__Consigne__
Recopiez le passage de l’article sur Bernard Kouchner qui commence par « Un champ de » et se poursuit jusqu’à « Quai d’Orsay envisage froidement. », en y substituant « sereinement » à « froidement ».

M. Bernard Kouchner est aussi Docteur Folamour

Jean Claude Lefort, mercredi 8 octobre 2008

Un champ de ruines et de morts, un monde dans une guerre mon­diale qui résul­terait d’une frappe israé­lienne de l’Iran – voilà ce que le loca­taire du Quai d’Orsay envisage froidement.

Nous avons eu l’occasion, récemment, de mettre en évidence le fait que le ministre français des Affaires étran­gères était atteint d’un syn­drome grave, celui du dédou­blement de la per­son­nalité. En demandant la libé­ration « sans condition » du franco-​​israélien, le caporal Gilad Shalit capturé sur son char à Gaza par le Hamas, et en se refusant d’exiger la libé­ration du franco-​​palestinien, Salah Hamouri condamné pour rien à 7 ans de prison par les auto­rités israé­liennes, il mon­trait que pour lui il y avait Français et Français. Son sens de l’universalité des droits de l’Homme est du même coup mis en cause fon­da­men­ta­lement et son crédit atteint. Si ce n’était que le sien cela ne serait pas spé­cia­lement important, mais c’est que, désormais ministre, c’est le crédit de la France qu’il atteint et qui est atteint. Et cela n’est pas accep­table pas plus que n’était accep­table sa non-​​condamnation de l’intervention amé­ri­caine, pourtant hors la loi, en Irak.

Mais avant de ren­contrer les diri­geants israé­liens le dimanche 5 octobre à Jéru­salem, B. Kouchner a commis une décla­ration des plus dan­ge­reuses. En effet, tout en expli­quant que ce n’était pas la « solution », il a tou­tefois et par avance donné comme un feu vert à Israël pour non pas « manger », ainsi qu’il est écrit curieu­sement dans une pre­mière version, mais « frapper » l’Iran qui se doterait de l’arme nucléaire. Cela, per­sonne ne peut le confirmer ni l’infirmer – M. El Baradeï au premier chef –, ce qui rend légitime le fait que tout le monde demande à ce pays, et exige de ses diri­geants, de res­pecter les termes du TNP dont l’Iran est signa­taire. Reste que les décla­ra­tions de Bernard Kouchner sont pure folie. Imagine-​​t-​​on les consé­quences incal­cu­lables, pour toute la région mais aussi pour le monde, d’une frappe israé­lienne contre l’Iran ?

C’est d’autant plus inac­cep­table qu’ Israël, qui dispose de l’arme nucléaire suite à la vente par la France d’une cen­trale ato­mique à des fins civiles, n’est pas signa­taire dudit traité de non-​​prolifération nucléaire et que ses diri­geants, toutes ten­dances confondues, s’y refusent caté­go­ri­quement. Mais ce pays, comme l’Inde et le Pakistan dans la même situation, possède bien l’arme nucléaire (200 têtes, dit-​​on) et non seulement il refuse d’adhérer au TNP mais il refuse également de faire du Moyen-​​Orient une zone exempte de toute arme de des­truction massive.

__Données étudiées__
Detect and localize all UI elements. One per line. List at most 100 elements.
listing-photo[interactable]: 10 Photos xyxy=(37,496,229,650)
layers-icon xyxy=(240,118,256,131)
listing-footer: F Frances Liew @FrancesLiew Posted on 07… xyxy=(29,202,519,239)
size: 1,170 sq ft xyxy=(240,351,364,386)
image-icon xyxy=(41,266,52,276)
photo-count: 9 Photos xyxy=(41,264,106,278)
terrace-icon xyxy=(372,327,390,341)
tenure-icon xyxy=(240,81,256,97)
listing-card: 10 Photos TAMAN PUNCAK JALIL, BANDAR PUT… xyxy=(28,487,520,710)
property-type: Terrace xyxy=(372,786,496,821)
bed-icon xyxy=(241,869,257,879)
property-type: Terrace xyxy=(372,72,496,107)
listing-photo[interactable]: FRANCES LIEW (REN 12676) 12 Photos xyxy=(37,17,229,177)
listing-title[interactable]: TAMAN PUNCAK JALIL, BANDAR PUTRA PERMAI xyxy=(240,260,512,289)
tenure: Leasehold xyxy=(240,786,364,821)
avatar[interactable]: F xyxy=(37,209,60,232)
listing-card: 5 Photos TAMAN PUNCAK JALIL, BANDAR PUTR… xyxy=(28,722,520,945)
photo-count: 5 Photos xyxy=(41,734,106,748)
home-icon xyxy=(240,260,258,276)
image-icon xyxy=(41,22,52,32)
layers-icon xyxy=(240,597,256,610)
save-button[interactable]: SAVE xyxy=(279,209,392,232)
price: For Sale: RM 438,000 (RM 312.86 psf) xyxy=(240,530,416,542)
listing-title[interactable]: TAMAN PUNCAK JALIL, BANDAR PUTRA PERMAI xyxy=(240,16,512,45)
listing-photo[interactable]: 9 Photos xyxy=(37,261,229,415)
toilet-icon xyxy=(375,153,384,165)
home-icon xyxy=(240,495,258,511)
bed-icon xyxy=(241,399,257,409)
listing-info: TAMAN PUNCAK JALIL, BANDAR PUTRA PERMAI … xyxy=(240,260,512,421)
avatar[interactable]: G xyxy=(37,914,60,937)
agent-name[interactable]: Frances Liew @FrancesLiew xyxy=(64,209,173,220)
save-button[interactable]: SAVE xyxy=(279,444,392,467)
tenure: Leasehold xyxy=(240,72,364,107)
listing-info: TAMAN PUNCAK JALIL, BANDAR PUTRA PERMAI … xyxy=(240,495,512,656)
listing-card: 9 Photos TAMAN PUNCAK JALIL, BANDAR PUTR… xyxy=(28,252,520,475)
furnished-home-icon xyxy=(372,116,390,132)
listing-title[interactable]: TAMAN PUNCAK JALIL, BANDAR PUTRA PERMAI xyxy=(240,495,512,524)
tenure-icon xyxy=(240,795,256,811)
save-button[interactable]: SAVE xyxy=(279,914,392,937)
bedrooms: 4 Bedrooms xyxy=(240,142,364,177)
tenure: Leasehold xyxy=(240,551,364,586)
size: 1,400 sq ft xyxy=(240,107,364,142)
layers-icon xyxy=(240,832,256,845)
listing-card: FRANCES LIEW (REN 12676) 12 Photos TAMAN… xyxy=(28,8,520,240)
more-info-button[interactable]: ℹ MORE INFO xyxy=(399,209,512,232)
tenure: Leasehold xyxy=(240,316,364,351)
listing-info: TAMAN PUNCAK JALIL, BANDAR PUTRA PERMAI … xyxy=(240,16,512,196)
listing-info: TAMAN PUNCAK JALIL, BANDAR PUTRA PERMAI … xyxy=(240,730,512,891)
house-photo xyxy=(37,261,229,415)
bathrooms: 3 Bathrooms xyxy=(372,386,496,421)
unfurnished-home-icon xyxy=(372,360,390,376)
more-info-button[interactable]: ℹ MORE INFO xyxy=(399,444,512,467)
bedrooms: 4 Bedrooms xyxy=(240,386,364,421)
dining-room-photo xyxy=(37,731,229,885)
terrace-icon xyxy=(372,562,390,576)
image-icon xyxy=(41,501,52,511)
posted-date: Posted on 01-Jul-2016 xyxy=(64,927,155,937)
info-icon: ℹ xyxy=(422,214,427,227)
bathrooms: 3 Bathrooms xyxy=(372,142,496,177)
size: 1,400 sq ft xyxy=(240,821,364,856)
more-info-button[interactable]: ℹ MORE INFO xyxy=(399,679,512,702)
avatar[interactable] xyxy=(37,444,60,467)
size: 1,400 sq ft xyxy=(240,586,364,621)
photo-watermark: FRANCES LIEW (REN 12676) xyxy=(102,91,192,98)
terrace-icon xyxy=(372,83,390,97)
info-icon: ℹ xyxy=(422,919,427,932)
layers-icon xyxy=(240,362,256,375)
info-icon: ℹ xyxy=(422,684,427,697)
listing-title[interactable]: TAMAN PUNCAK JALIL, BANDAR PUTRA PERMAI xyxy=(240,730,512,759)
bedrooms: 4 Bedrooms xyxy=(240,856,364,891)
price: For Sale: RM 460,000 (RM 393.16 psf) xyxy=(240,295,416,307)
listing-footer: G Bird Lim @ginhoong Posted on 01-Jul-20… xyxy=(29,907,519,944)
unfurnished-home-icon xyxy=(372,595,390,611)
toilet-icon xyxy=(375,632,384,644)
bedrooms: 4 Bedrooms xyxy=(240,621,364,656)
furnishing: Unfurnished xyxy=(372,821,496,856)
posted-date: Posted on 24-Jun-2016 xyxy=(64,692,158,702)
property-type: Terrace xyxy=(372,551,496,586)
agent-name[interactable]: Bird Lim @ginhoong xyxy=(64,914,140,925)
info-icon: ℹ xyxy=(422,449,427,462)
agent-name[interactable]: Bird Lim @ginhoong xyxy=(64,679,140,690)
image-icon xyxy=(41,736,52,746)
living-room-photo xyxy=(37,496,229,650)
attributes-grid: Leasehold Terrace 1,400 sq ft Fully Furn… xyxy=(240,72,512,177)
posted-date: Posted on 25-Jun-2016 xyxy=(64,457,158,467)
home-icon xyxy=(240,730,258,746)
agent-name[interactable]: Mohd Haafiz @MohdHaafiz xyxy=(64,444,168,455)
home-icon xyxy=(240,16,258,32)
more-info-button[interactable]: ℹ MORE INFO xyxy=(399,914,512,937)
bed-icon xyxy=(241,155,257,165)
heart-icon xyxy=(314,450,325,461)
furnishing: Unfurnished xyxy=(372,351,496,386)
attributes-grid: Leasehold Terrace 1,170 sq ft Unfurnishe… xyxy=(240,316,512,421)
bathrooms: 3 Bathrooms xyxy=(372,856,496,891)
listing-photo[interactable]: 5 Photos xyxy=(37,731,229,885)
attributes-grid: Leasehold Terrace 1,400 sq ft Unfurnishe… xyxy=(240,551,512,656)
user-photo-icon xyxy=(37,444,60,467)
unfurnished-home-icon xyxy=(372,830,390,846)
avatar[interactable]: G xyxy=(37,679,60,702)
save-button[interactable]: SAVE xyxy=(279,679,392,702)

__Réponse__
Un champ de ruines et de morts, un monde dans une guerre mon­diale qui résul­terait d’une frappe israé­lienne de l’Iran – voilà ce que le loca­taire du Quai d’Orsay envisage sereinement.